[Goal]
Search the records for the word "ADDRESS" and report each line that has it.
■ ■ ■ ■ ■
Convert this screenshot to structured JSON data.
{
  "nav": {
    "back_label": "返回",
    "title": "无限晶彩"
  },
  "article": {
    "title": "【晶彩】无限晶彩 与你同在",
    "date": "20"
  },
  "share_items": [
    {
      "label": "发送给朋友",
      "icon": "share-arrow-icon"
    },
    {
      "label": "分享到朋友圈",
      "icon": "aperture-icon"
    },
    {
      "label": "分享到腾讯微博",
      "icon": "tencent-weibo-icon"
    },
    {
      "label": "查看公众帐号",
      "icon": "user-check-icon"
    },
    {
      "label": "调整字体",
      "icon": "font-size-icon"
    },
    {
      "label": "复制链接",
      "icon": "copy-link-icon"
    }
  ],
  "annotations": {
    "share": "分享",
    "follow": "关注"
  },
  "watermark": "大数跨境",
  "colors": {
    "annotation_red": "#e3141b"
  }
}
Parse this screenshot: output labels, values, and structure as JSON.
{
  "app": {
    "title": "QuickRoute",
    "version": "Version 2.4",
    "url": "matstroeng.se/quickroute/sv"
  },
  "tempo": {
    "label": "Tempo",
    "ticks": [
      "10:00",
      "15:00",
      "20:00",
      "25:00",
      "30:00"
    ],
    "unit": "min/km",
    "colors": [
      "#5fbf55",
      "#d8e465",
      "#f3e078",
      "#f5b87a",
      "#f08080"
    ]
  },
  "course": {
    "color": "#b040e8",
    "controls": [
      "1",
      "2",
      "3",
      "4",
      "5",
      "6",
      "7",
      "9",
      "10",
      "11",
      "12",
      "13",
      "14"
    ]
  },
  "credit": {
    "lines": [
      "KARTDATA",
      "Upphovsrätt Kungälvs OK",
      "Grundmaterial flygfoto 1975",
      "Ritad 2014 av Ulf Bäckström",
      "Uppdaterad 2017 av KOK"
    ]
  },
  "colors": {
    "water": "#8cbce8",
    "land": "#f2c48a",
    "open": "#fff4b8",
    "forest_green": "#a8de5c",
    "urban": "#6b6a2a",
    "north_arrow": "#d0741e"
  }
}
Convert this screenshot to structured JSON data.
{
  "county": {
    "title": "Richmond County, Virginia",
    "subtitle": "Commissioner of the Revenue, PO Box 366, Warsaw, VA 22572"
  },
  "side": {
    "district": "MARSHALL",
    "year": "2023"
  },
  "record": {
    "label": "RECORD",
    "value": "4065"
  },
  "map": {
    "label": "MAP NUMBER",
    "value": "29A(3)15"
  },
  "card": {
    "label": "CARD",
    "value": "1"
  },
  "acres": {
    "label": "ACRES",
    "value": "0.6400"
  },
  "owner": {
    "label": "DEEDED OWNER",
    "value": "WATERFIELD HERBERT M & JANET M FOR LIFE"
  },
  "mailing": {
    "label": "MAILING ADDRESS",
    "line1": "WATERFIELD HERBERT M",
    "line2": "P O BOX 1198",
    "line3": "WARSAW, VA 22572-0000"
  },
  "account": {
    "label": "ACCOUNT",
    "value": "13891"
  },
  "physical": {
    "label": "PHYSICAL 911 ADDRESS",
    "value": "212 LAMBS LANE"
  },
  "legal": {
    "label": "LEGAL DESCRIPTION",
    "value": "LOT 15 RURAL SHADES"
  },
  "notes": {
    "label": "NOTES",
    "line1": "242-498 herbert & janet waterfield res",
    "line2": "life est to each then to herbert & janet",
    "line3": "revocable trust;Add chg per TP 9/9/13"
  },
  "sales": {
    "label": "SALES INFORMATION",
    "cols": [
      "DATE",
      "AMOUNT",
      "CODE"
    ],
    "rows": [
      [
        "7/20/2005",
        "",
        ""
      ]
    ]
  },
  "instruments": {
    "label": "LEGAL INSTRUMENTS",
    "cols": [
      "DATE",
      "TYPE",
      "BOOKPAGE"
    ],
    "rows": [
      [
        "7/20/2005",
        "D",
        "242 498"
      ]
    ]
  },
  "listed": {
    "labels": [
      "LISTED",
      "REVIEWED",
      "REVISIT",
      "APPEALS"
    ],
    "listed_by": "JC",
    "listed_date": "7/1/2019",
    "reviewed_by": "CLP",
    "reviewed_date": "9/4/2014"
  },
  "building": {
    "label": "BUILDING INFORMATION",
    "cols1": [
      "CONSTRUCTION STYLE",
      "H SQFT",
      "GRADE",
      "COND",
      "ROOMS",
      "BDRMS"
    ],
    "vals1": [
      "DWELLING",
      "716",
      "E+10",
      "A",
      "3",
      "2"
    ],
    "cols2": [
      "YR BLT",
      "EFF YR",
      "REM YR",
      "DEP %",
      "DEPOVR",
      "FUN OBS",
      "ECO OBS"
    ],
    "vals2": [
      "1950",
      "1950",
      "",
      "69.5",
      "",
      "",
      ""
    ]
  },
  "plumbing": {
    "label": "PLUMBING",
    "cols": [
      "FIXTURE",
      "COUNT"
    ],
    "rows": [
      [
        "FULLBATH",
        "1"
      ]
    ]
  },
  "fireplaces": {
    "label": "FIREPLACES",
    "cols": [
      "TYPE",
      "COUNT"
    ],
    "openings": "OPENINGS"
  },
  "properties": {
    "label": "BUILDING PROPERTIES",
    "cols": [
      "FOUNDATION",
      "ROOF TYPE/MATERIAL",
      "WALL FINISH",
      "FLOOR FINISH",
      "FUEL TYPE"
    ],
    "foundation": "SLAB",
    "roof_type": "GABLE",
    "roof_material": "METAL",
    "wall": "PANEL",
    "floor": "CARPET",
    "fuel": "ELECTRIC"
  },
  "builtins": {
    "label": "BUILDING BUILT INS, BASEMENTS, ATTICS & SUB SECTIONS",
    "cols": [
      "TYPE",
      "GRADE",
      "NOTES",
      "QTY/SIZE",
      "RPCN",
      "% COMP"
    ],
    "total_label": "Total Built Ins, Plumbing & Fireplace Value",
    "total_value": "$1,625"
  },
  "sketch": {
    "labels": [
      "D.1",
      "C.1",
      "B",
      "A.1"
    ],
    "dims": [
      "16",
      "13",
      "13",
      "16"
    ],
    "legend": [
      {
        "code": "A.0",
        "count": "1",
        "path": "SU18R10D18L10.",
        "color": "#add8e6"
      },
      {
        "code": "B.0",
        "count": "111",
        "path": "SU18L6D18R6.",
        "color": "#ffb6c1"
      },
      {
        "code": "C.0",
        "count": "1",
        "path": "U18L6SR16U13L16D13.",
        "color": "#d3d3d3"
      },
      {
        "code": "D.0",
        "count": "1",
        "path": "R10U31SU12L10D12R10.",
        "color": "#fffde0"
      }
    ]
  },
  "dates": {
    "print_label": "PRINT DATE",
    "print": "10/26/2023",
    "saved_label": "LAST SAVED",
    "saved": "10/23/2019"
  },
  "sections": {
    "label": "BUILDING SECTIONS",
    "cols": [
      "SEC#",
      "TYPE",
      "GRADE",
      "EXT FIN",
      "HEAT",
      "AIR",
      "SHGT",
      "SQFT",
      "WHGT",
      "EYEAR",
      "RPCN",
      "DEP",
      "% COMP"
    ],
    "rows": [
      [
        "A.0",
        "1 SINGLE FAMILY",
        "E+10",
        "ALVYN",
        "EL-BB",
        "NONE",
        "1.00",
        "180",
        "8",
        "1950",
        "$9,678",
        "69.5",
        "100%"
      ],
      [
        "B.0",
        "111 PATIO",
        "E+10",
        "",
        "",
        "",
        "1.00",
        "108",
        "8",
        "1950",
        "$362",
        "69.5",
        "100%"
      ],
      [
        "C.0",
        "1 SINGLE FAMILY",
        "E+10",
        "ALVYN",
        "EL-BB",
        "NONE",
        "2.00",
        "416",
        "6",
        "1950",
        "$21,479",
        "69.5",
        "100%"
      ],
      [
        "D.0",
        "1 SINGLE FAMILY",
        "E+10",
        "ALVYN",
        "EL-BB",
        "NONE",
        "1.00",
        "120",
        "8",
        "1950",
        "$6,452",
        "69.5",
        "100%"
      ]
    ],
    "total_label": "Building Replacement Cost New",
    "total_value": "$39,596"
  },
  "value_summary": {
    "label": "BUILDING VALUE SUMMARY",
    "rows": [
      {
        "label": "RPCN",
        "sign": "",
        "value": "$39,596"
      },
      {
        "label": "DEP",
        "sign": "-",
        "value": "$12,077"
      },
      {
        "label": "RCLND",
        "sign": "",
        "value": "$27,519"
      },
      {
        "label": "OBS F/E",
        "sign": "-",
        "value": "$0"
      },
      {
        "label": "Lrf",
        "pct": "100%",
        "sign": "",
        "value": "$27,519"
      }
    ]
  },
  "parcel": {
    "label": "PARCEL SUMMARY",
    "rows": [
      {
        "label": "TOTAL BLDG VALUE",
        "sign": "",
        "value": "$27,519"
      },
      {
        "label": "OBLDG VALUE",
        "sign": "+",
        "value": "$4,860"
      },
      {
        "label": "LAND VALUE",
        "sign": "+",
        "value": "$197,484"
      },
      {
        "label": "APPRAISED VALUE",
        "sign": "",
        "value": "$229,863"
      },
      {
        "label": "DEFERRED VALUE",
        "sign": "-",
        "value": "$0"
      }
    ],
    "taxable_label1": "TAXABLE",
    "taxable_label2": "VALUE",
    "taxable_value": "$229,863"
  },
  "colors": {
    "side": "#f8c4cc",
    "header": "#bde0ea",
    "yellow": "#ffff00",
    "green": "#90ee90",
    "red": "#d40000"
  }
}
■ ■ ■ ■ ■
[Full solution]
    "label": "MAILING ADDRESS",
    "label": "PHYSICAL 911 ADDRESS",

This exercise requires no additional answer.